• _Task directions_: Pull out each row below that contains the string "amount". Matching is case-sensitive.

• _The input_:
** Start **
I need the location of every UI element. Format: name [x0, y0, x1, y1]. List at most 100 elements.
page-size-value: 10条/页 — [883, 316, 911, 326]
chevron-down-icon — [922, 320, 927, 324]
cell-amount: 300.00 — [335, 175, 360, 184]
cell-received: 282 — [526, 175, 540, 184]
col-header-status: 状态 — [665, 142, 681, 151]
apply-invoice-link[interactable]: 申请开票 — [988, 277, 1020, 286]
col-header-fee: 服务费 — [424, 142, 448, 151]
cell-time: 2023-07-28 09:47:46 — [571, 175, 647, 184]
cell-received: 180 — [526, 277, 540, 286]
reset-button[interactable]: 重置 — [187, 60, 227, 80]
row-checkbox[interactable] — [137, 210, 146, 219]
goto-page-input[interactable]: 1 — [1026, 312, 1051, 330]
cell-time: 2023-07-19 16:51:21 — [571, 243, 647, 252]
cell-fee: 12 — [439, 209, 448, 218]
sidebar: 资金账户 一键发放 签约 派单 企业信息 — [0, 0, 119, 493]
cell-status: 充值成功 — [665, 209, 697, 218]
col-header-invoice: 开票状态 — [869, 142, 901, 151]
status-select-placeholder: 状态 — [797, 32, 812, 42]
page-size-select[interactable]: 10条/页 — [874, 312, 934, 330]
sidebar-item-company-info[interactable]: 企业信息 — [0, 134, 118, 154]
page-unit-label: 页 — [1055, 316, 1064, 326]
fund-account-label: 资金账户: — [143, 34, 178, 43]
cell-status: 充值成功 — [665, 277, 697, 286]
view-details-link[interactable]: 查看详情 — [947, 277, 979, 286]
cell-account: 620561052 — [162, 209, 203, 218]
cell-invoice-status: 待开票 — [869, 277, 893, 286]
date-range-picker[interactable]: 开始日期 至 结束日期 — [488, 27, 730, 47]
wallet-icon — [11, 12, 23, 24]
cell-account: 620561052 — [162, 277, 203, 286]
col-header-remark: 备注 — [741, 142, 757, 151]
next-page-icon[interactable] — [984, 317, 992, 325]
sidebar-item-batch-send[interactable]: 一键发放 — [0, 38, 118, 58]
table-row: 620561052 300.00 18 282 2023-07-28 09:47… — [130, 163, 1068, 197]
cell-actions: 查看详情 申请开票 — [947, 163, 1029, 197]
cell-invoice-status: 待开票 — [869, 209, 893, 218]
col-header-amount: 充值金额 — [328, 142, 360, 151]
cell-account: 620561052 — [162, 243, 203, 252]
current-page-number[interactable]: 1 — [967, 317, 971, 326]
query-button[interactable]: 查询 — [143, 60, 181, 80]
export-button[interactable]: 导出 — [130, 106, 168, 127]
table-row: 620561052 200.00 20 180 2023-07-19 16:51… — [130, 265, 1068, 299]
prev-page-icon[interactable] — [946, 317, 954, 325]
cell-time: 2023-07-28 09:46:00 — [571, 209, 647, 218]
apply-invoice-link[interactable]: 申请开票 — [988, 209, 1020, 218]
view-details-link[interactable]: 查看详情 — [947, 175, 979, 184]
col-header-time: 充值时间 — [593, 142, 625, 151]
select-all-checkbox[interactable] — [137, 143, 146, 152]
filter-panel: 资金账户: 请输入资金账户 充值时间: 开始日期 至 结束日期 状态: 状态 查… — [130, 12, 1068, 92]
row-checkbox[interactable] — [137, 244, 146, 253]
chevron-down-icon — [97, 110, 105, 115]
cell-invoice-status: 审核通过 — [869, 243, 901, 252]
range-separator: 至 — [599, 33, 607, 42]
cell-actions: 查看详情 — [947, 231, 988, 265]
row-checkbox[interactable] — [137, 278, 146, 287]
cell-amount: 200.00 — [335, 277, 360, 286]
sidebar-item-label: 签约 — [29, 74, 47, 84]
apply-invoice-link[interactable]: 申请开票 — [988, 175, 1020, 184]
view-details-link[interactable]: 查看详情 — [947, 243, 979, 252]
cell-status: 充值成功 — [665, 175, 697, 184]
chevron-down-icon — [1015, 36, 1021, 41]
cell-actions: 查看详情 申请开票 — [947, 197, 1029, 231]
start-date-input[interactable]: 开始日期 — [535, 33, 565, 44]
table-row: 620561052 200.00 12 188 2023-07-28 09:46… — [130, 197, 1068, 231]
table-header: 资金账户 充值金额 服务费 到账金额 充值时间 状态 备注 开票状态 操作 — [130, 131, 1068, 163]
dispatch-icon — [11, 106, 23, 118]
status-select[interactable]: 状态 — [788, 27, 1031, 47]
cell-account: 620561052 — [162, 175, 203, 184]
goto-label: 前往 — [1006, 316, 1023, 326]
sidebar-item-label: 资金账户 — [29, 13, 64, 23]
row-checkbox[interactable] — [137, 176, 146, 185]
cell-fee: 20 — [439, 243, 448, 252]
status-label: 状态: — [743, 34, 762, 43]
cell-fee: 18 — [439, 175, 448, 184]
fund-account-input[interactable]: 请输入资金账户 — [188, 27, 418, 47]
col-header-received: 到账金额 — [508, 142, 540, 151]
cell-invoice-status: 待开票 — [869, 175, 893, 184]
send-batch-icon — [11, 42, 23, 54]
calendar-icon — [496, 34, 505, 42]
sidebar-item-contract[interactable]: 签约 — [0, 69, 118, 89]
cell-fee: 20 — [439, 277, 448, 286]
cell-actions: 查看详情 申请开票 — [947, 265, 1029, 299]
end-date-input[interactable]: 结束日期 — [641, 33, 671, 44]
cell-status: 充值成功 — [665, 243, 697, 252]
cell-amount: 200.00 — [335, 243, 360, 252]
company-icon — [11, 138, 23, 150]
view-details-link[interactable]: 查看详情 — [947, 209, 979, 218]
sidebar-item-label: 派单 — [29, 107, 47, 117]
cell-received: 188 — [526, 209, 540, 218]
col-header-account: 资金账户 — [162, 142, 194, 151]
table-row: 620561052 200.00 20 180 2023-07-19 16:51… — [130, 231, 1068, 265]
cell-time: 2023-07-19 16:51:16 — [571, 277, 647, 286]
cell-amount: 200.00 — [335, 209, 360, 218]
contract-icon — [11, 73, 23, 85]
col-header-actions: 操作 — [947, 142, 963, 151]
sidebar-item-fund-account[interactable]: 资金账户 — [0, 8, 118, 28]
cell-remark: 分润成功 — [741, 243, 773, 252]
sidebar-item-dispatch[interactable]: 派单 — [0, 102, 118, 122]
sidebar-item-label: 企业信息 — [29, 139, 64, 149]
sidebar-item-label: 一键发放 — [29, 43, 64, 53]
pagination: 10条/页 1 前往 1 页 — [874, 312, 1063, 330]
** End **
• _Reply to the task_:
cell-amount: 300.00 — [335, 175, 360, 184]
col-header-amount: 充值金额 — [328, 142, 360, 151]
cell-amount: 200.00 — [335, 277, 360, 286]
cell-amount: 200.00 — [335, 243, 360, 252]
cell-amount: 200.00 — [335, 209, 360, 218]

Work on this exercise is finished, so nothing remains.